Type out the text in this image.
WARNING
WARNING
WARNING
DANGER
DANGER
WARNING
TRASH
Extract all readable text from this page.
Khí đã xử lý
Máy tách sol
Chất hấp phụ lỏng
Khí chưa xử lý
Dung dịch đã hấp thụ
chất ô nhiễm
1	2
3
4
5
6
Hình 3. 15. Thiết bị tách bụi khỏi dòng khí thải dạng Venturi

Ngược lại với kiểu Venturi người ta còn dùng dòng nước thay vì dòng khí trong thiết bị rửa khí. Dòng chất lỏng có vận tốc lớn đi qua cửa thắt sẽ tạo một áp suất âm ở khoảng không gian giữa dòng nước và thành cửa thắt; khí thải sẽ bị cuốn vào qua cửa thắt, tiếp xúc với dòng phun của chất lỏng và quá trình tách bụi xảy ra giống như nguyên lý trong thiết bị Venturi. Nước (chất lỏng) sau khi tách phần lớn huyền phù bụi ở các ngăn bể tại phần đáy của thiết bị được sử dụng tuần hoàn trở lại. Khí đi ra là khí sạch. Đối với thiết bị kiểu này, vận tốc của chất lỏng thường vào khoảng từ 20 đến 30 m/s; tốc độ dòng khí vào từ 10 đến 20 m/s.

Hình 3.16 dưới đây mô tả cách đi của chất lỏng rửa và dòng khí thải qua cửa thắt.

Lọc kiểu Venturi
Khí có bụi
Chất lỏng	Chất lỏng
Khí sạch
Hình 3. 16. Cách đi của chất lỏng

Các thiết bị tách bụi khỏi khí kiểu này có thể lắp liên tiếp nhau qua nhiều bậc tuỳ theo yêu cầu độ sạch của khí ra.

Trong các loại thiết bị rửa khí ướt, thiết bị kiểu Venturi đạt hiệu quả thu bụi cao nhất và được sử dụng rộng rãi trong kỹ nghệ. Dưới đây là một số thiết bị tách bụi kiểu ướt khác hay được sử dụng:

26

YOUR OBJECTIVE: Copy out the lines from the line containing "Extract all readable text from this page." to the end of the listing above, without alteration.

ANSWER IN FULL:
Extract all readable text from this page.
Khí đã xử lý
Máy tách sol
Chất hấp phụ lỏng
Khí chưa xử lý
Dung dịch đã hấp thụ
chất ô nhiễm
1	2
3
4
5
6
Hình 3. 15. Thiết bị tách bụi khỏi dòng khí thải dạng Venturi

Ngược lại với kiểu Venturi người ta còn dùng dòng nước thay vì dòng khí trong thiết bị rửa khí. Dòng chất lỏng có vận tốc lớn đi qua cửa thắt sẽ tạo một áp suất âm ở khoảng không gian giữa dòng nước và thành cửa thắt; khí thải sẽ bị cuốn vào qua cửa thắt, tiếp xúc với dòng phun của chất lỏng và quá trình tách bụi xảy ra giống như nguyên lý trong thiết bị Venturi. Nước (chất lỏng) sau khi tách phần lớn huyền phù bụi ở các ngăn bể tại phần đáy của thiết bị được sử dụng tuần hoàn trở lại. Khí đi ra là khí sạch. Đối với thiết bị kiểu này, vận tốc của chất lỏng thường vào khoảng từ 20 đến 30 m/s; tốc độ dòng khí vào từ 10 đến 20 m/s.

Hình 3.16 dưới đây mô tả cách đi của chất lỏng rửa và dòng khí thải qua cửa thắt.

Lọc kiểu Venturi
Khí có bụi
Chất lỏng	Chất lỏng
Khí sạch
Hình 3. 16. Cách đi của chất lỏng

Các thiết bị tách bụi khỏi khí kiểu này có thể lắp liên tiếp nhau qua nhiều bậc tuỳ theo yêu cầu độ sạch của khí ra.

Trong các loại thiết bị rửa khí ướt, thiết bị kiểu Venturi đạt hiệu quả thu bụi cao nhất và được sử dụng rộng rãi trong kỹ nghệ. Dưới đây là một số thiết bị tách bụi kiểu ướt khác hay được sử dụng:

26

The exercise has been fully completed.